Exactly as written, quote every line that follows, skipping the images.

━━━━━━━━━━━━━━━━━━━━

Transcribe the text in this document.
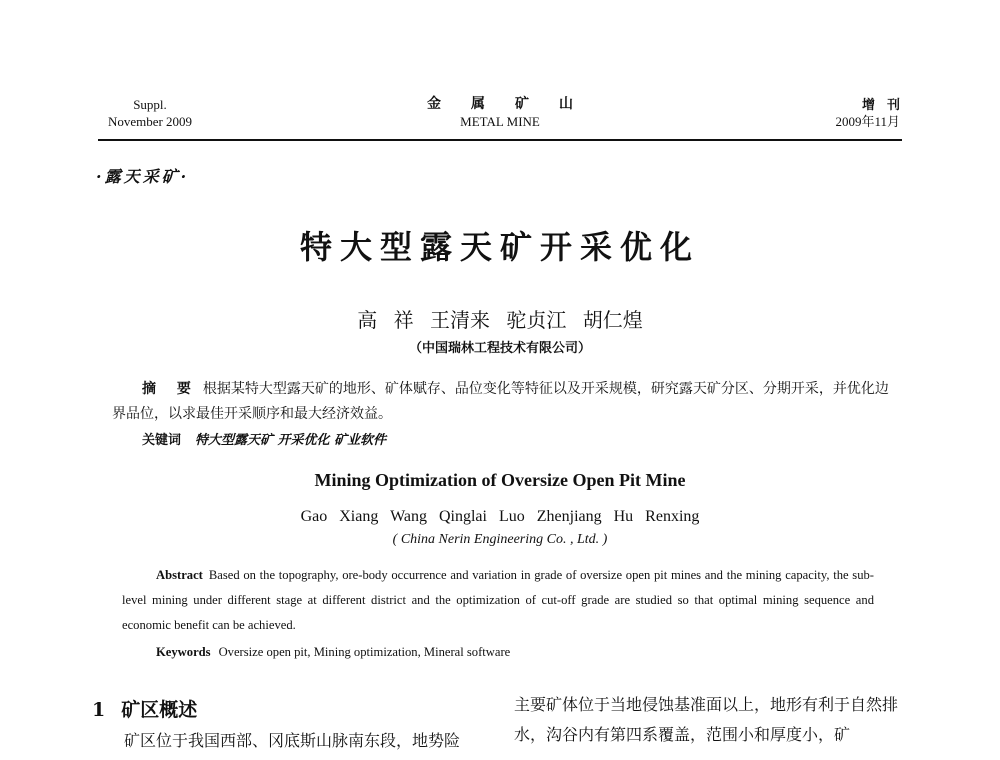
Suppl.
November 2009
金属矿山
METAL MINE
增刊
2009年11月
·露天采矿·
特大型露天矿开采优化
高 祥 王清来 驼贞江 胡仁煌
（中国瑞林工程技术有限公司）
摘 要 根据某特大型露天矿的地形、矿体赋存、品位变化等特征以及开采规模，研究露天矿分区、分期开采，并优化边界品位，以求最佳开采顺序和最大经济效益。
关键词 特大型露天矿 开采优化 矿业软件
Mining Optimization of Oversize Open Pit Mine
Gao Xiang Wang Qinglai Luo Zhenjiang Hu Renxing
( China Nerin Engineering Co. , Ltd. )
Abstract Based on the topography, ore-body occurrence and variation in grade of oversize open pit mines and the mining capacity, the sub-level mining under different stage at different district and the optimization of cut-off grade are studied so that optimal mining sequence and economic benefit can be achieved.
Keywords Oversize open pit, Mining optimization, Mineral software
1 矿区概述
矿区位于我国西部、冈底斯山脉南东段，地势险
主要矿体位于当地侵蚀基准面以上，地形有利于自然排水，沟谷内有第四系覆盖，范围小和厚度小，矿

━━━━━━━━━━━━━━━━━━━━

:: COMPLETE OUTPUT ::
Transcribe the text in this document.
Suppl.
November 2009
金属矿山
METAL MINE
增刊
2009年11月
·露天采矿·
特大型露天矿开采优化
高 祥 王清来 驼贞江 胡仁煌
（中国瑞林工程技术有限公司）
摘 要 根据某特大型露天矿的地形、矿体赋存、品位变化等特征以及开采规模，研究露天矿分区、分期开采，并优化边界品位，以求最佳开采顺序和最大经济效益。
关键词 特大型露天矿 开采优化 矿业软件
Mining Optimization of Oversize Open Pit Mine
Gao Xiang Wang Qinglai Luo Zhenjiang Hu Renxing
( China Nerin Engineering Co. , Ltd. )
Abstract Based on the topography, ore-body occurrence and variation in grade of oversize open pit mines and the mining capacity, the sub-level mining under different stage at different district and the optimization of cut-off grade are studied so that optimal mining sequence and economic benefit can be achieved.
Keywords Oversize open pit, Mining optimization, Mineral software
1 矿区概述
矿区位于我国西部、冈底斯山脉南东段，地势险
主要矿体位于当地侵蚀基准面以上，地形有利于自然排水，沟谷内有第四系覆盖，范围小和厚度小，矿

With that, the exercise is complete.